» GIVEN INSTRUCTION
Copy every line of the records below where the word "Matrix" occurs.

Data items:
— Start —

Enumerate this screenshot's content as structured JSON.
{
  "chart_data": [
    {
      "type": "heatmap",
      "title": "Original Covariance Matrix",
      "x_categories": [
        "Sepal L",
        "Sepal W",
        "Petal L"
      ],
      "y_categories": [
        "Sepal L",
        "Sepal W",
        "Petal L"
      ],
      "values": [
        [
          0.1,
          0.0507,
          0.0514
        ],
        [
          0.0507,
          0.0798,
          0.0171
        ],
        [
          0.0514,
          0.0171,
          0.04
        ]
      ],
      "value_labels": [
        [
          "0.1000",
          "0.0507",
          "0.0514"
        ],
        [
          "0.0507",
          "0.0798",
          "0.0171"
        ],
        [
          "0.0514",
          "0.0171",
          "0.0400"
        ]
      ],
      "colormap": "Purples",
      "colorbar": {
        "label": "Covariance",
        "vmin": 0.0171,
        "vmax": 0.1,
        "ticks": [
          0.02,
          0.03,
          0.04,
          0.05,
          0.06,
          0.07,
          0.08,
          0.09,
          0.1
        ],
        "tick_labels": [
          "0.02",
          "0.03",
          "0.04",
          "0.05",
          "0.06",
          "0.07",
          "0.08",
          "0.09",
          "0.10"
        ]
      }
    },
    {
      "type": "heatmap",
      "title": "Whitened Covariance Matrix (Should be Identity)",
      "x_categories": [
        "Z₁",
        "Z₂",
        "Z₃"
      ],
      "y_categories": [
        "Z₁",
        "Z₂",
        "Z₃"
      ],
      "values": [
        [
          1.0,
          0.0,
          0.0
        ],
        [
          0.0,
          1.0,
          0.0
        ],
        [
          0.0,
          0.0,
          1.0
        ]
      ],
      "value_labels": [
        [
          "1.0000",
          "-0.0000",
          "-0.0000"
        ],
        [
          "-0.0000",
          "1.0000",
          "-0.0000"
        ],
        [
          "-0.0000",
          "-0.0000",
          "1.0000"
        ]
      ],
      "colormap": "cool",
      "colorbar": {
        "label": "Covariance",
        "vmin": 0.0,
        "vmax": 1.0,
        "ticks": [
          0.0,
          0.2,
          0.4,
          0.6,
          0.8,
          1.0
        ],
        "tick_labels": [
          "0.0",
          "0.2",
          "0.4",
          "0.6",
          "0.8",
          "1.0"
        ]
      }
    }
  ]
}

— End —

» ANSWER
      "title": "Original Covariance Matrix",
      "title": "Whitened Covariance Matrix (Should be Identity)",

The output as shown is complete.